* _Task material_:
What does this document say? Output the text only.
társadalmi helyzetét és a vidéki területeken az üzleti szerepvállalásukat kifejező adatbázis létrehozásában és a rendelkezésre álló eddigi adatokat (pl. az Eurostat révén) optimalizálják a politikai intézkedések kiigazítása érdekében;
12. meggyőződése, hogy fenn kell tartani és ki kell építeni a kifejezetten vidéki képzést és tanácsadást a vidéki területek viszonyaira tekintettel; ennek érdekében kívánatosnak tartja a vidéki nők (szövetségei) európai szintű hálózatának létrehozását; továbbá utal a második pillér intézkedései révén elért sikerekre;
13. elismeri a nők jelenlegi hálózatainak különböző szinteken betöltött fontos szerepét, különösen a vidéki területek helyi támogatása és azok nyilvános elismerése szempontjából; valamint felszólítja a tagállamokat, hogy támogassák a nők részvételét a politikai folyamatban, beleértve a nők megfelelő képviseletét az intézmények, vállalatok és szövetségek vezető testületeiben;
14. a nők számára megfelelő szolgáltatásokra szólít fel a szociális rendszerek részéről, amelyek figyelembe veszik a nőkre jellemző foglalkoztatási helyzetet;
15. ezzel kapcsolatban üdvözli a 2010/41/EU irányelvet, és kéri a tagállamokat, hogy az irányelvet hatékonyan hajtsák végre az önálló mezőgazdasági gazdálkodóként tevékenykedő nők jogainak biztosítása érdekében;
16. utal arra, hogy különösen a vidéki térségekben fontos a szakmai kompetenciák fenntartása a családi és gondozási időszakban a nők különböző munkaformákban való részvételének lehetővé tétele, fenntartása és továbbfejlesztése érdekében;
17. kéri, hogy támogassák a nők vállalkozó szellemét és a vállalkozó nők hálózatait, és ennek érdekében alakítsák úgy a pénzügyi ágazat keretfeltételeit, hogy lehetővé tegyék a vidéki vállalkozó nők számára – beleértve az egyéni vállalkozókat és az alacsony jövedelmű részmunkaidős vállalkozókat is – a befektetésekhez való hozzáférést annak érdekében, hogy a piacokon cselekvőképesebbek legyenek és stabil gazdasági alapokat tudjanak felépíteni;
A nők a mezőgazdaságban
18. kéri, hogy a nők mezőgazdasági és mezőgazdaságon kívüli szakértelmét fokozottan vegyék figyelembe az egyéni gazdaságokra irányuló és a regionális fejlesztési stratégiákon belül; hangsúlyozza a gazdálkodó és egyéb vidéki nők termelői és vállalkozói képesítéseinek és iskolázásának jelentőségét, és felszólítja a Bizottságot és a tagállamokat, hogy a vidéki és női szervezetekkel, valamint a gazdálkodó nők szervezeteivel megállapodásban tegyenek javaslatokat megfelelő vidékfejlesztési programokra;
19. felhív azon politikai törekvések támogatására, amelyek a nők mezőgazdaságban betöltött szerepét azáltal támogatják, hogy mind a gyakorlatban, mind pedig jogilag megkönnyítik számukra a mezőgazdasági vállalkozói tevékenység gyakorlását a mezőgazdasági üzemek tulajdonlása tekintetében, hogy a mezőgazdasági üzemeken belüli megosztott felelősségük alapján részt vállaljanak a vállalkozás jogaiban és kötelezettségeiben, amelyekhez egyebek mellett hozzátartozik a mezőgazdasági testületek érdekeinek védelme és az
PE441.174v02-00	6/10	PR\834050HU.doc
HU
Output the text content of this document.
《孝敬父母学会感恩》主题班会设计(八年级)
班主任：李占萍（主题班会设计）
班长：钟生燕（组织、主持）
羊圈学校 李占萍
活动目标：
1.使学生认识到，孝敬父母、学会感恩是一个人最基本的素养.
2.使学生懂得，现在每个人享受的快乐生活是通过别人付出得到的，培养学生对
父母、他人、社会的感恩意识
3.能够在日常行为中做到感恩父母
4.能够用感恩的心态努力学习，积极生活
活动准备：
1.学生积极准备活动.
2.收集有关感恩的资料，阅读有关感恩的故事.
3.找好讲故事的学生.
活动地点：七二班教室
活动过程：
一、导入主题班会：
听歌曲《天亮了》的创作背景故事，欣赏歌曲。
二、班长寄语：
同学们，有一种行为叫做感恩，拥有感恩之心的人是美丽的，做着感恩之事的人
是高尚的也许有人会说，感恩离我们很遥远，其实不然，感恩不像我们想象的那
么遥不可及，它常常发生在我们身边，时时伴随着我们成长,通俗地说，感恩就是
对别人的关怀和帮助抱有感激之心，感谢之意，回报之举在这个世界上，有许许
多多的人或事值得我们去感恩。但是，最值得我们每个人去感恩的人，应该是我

* _Instruction_: Filter the records, keeping only lines that contain "document", and show those lines.

* _Solved problem_:
What does this document say? Output the text only.
Output the text content of this document.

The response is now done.